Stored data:
════════════════════

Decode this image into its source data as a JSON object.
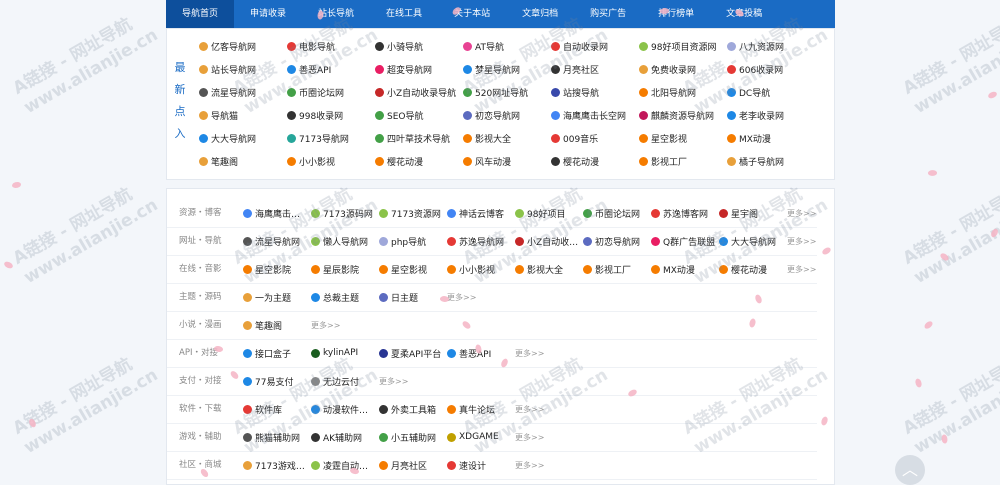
{
  "nav": {
    "items": [
      "导航首页",
      "申请收录",
      "站长导航",
      "在线工具",
      "关于本站",
      "文章归档",
      "购买广告",
      "排行榜单",
      "文章投稿"
    ],
    "active_index": 0,
    "bg_color": "#1a6bc4"
  },
  "recommend": {
    "label": "最新点入",
    "items": [
      {
        "t": "亿客导航网",
        "c": "#e8a03a"
      },
      {
        "t": "电影导航",
        "c": "#e53935"
      },
      {
        "t": "小骑导航",
        "c": "#333"
      },
      {
        "t": "AT导航",
        "c": "#e84393"
      },
      {
        "t": "自动收录网",
        "c": "#e53935"
      },
      {
        "t": "98好项目资源网",
        "c": "#8bc34a"
      },
      {
        "t": "八九资源网",
        "c": "#9fa8da"
      },
      {
        "t": "站长导航网",
        "c": "#e8a03a"
      },
      {
        "t": "善恶API",
        "c": "#1e88e5"
      },
      {
        "t": "超変导航网",
        "c": "#e91e63"
      },
      {
        "t": "梦星导航网",
        "c": "#1e88e5"
      },
      {
        "t": "月亮社区",
        "c": "#333"
      },
      {
        "t": "免费收录网",
        "c": "#e8a03a"
      },
      {
        "t": "606收录网",
        "c": "#e53935"
      },
      {
        "t": "流星导航网",
        "c": "#555"
      },
      {
        "t": "币圈论坛网",
        "c": "#43a047"
      },
      {
        "t": "小Z自动收录导航",
        "c": "#c62828"
      },
      {
        "t": "520网址导航",
        "c": "#43a047"
      },
      {
        "t": "站搜导航",
        "c": "#3949ab"
      },
      {
        "t": "北阳导航网",
        "c": "#f57c00"
      },
      {
        "t": "DC导航",
        "c": "#1e88e5"
      },
      {
        "t": "导航猫",
        "c": "#e8a03a"
      },
      {
        "t": "998收录网",
        "c": "#333"
      },
      {
        "t": "SEO导航",
        "c": "#43a047"
      },
      {
        "t": "初恋导航网",
        "c": "#5c6bc0"
      },
      {
        "t": "海鹰鹰击长空网",
        "c": "#4285f4"
      },
      {
        "t": "麒麟资源导航网",
        "c": "#c2185b"
      },
      {
        "t": "老李收录网",
        "c": "#1e88e5"
      },
      {
        "t": "大大导航网",
        "c": "#1e88e5"
      },
      {
        "t": "7173导航网",
        "c": "#26a69a"
      },
      {
        "t": "四叶草技术导航",
        "c": "#43a047"
      },
      {
        "t": "影视大全",
        "c": "#f57c00"
      },
      {
        "t": "009音乐",
        "c": "#e53935"
      },
      {
        "t": "星空影视",
        "c": "#f57c00"
      },
      {
        "t": "MX动漫",
        "c": "#f57c00"
      },
      {
        "t": "笔趣阁",
        "c": "#e8a03a"
      },
      {
        "t": "小小影视",
        "c": "#f57c00"
      },
      {
        "t": "樱花动漫",
        "c": "#f57c00"
      },
      {
        "t": "风车动漫",
        "c": "#f57c00"
      },
      {
        "t": "樱花动漫",
        "c": "#333"
      },
      {
        "t": "影视工厂",
        "c": "#f57c00"
      },
      {
        "t": "橘子导航网",
        "c": "#e8a03a"
      }
    ]
  },
  "categories": [
    {
      "label": "资源・博客",
      "links": [
        {
          "t": "海鹰鹰击…",
          "c": "#4285f4"
        },
        {
          "t": "7173源码网",
          "c": "#8bc34a"
        },
        {
          "t": "7173资源网",
          "c": "#8bc34a"
        },
        {
          "t": "神话云博客",
          "c": "#4285f4"
        },
        {
          "t": "98好项目",
          "c": "#8bc34a"
        },
        {
          "t": "币圈论坛网",
          "c": "#43a047"
        },
        {
          "t": "苏逸博客网",
          "c": "#e53935"
        },
        {
          "t": "星宇阁",
          "c": "#c62828"
        }
      ],
      "more": "更多>>"
    },
    {
      "label": "网址・导航",
      "links": [
        {
          "t": "流星导航网",
          "c": "#555"
        },
        {
          "t": "懒人导航网",
          "c": "#8bc34a"
        },
        {
          "t": "php导航",
          "c": "#9fa8da"
        },
        {
          "t": "苏逸导航网",
          "c": "#e53935"
        },
        {
          "t": "小Z自动收…",
          "c": "#c62828"
        },
        {
          "t": "初恋导航网",
          "c": "#5c6bc0"
        },
        {
          "t": "Q群广告联盟",
          "c": "#e91e63"
        },
        {
          "t": "大大导航网",
          "c": "#1e88e5"
        }
      ],
      "more": "更多>>"
    },
    {
      "label": "在线・音影",
      "links": [
        {
          "t": "星空影院",
          "c": "#f57c00"
        },
        {
          "t": "星辰影院",
          "c": "#f57c00"
        },
        {
          "t": "星空影视",
          "c": "#f57c00"
        },
        {
          "t": "小小影视",
          "c": "#f57c00"
        },
        {
          "t": "影视大全",
          "c": "#f57c00"
        },
        {
          "t": "影视工厂",
          "c": "#f57c00"
        },
        {
          "t": "MX动漫",
          "c": "#f57c00"
        },
        {
          "t": "樱花动漫",
          "c": "#f57c00"
        }
      ],
      "more": "更多>>"
    },
    {
      "label": "主题・源码",
      "links": [
        {
          "t": "一为主题",
          "c": "#e8a03a"
        },
        {
          "t": "总裁主题",
          "c": "#1e88e5"
        },
        {
          "t": "日主题",
          "c": "#5c6bc0"
        }
      ],
      "more": "更多>>"
    },
    {
      "label": "小说・漫画",
      "links": [
        {
          "t": "笔趣阁",
          "c": "#e8a03a"
        }
      ],
      "more": "更多>>"
    },
    {
      "label": "API・对接",
      "links": [
        {
          "t": "接口盒子",
          "c": "#1e88e5"
        },
        {
          "t": "kylinAPI",
          "c": "#1b5e20"
        },
        {
          "t": "夏柔API平台",
          "c": "#283593"
        },
        {
          "t": "善恶API",
          "c": "#1e88e5"
        }
      ],
      "more": "更多>>"
    },
    {
      "label": "支付・对接",
      "links": [
        {
          "t": "77易支付",
          "c": "#1e88e5"
        },
        {
          "t": "无边云付",
          "c": "#888"
        }
      ],
      "more": "更多>>"
    },
    {
      "label": "软件・下载",
      "links": [
        {
          "t": "软件库",
          "c": "#e53935"
        },
        {
          "t": "动漫软件…",
          "c": "#1e88e5"
        },
        {
          "t": "外卖工具箱",
          "c": "#333"
        },
        {
          "t": "真牛论坛",
          "c": "#f57c00"
        }
      ],
      "more": "更多>>"
    },
    {
      "label": "游戏・辅助",
      "links": [
        {
          "t": "熊猫辅助网",
          "c": "#555"
        },
        {
          "t": "AK辅助网",
          "c": "#333"
        },
        {
          "t": "小五辅助网",
          "c": "#43a047"
        },
        {
          "t": "XDGAME",
          "c": "#c0a000"
        }
      ],
      "more": "更多>>"
    },
    {
      "label": "社区・商城",
      "links": [
        {
          "t": "7173游戏…",
          "c": "#e8a03a"
        },
        {
          "t": "凌霆自动…",
          "c": "#8bc34a"
        },
        {
          "t": "月亮社区",
          "c": "#f57c00"
        },
        {
          "t": "速设计",
          "c": "#e53935"
        }
      ],
      "more": "更多>>"
    }
  ],
  "watermark": "A链接 - 网址导航\nwww.alianjie.cn",
  "back_to_top": "︿"
}
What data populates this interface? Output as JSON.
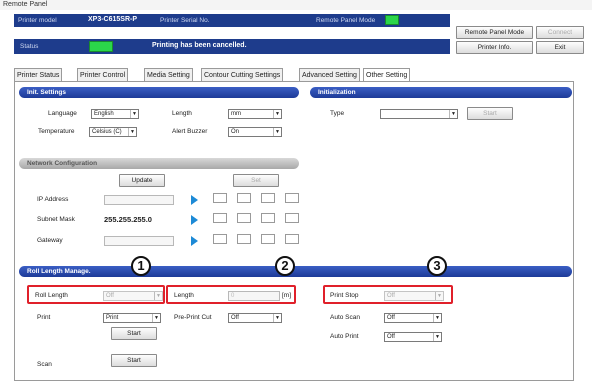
{
  "window": {
    "title": "Remote Panel"
  },
  "header": {
    "printer_model_label": "Printer model",
    "printer_model_value": "XP3-C615SR-P",
    "printer_serial_label": "Printer Serial No.",
    "remote_panel_mode_label": "Remote Panel Mode",
    "status_label": "Status",
    "status_text": "Printing has been cancelled.",
    "status_color": "#2bd64a",
    "buttons": {
      "remote_panel_mode": "Remote Panel Mode",
      "connect": "Connect",
      "printer_info": "Printer Info.",
      "exit": "Exit"
    }
  },
  "tabs": [
    {
      "label": "Printer Status"
    },
    {
      "label": "Printer Control"
    },
    {
      "label": "Media Setting"
    },
    {
      "label": "Contour Cutting Settings"
    },
    {
      "label": "Advanced Setting"
    },
    {
      "label": "Other Setting"
    }
  ],
  "init_settings": {
    "title": "Init. Settings",
    "language_label": "Language",
    "language_value": "English",
    "length_label": "Length",
    "length_value": "mm",
    "temperature_label": "Temperature",
    "temperature_value": "Celsius (C)",
    "alert_buzzer_label": "Alert Buzzer",
    "alert_buzzer_value": "On"
  },
  "initialization": {
    "title": "Initialization",
    "type_label": "Type",
    "type_value": "",
    "button": "Start"
  },
  "network": {
    "title": "Network Configuration",
    "update_button": "Update",
    "set_button": "Set",
    "ip_label": "IP Address",
    "subnet_label": "Subnet Mask",
    "subnet_value": "255.255.255.0",
    "gateway_label": "Gateway"
  },
  "roll_length": {
    "title": "Roll Length Manage.",
    "roll_length_label": "Roll Length",
    "roll_length_value": "Off",
    "length_label": "Length",
    "length_value": "0",
    "length_unit": "[m]",
    "print_stop_label": "Print Stop",
    "print_stop_value": "Off",
    "print_label": "Print",
    "print_value": "Print",
    "preprint_cut_label": "Pre-Print Cut",
    "preprint_cut_value": "Off",
    "auto_scan_label": "Auto Scan",
    "auto_scan_value": "Off",
    "auto_print_label": "Auto Print",
    "auto_print_value": "Off",
    "start_button": "Start",
    "scan_label": "Scan",
    "scan_button": "Start"
  },
  "callouts": [
    "1",
    "2",
    "3"
  ],
  "colors": {
    "accent": "#1e3c8c",
    "highlight": "#e0202a"
  }
}
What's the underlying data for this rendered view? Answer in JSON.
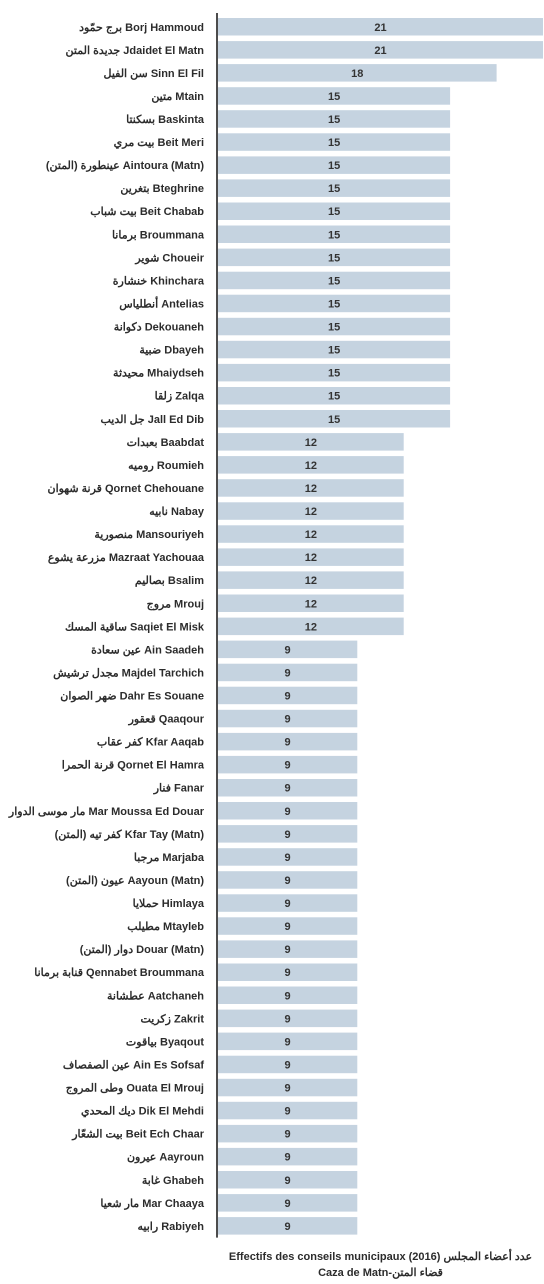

════════════════════

Search the records above for "Panel". Copy each line where it is found.

    "title": "Remote Panel"
    "remote_panel_mode_label": "Remote Panel Mode",
      "remote_panel_mode": "Remote Panel Mode",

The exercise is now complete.